↓↓↓

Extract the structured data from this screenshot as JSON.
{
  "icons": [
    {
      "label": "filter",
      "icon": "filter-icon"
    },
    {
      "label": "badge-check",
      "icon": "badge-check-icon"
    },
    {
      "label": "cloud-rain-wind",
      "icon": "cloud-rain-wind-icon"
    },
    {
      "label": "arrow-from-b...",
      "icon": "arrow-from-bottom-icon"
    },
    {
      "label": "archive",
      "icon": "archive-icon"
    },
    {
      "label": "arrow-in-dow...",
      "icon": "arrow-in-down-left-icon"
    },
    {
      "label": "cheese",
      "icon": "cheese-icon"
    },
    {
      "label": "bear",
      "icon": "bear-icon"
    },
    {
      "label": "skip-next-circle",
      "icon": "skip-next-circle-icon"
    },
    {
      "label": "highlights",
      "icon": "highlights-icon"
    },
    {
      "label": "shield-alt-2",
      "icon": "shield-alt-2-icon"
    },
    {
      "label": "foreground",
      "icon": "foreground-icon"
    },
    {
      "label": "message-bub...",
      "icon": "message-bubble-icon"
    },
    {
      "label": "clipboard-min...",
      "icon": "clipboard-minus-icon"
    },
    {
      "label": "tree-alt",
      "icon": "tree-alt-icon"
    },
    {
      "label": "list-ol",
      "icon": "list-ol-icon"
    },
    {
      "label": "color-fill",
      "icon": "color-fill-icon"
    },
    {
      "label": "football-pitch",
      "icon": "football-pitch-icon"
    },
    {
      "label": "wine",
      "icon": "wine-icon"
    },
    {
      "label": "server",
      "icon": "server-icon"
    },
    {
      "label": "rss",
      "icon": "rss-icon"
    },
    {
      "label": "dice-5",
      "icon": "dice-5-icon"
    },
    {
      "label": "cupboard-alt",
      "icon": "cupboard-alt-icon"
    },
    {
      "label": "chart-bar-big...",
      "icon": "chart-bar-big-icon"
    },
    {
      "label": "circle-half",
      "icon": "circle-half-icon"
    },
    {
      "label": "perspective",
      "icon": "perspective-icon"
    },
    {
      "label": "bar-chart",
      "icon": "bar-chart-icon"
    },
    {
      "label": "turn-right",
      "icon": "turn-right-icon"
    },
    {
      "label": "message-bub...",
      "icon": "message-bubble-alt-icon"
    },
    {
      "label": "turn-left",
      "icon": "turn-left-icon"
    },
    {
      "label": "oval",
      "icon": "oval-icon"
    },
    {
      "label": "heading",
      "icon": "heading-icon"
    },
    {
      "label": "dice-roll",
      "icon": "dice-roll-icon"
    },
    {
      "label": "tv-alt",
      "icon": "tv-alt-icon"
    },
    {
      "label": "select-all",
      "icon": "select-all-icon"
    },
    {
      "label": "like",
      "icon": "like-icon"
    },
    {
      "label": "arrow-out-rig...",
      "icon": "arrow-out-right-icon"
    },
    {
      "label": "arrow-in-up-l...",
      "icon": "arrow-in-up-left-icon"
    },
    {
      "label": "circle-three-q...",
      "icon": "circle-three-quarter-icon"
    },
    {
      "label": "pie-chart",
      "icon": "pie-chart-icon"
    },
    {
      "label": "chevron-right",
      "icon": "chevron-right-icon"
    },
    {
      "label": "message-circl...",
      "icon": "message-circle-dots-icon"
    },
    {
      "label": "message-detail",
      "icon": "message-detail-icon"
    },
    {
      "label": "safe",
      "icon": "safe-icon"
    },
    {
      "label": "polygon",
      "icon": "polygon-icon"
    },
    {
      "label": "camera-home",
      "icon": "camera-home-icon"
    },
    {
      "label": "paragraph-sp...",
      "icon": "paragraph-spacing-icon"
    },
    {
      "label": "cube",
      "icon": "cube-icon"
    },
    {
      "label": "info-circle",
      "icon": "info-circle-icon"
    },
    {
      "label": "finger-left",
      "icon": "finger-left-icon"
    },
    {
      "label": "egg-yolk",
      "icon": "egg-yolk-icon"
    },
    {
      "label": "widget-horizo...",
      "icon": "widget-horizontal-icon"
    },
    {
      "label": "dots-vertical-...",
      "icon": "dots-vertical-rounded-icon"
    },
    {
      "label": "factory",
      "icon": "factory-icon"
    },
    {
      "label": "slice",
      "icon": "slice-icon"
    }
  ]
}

↑↑↑

The request: Collect, from the material above, every line containing the word "badge".

Task solution:
      "label": "badge-check",
      "icon": "badge-check-icon"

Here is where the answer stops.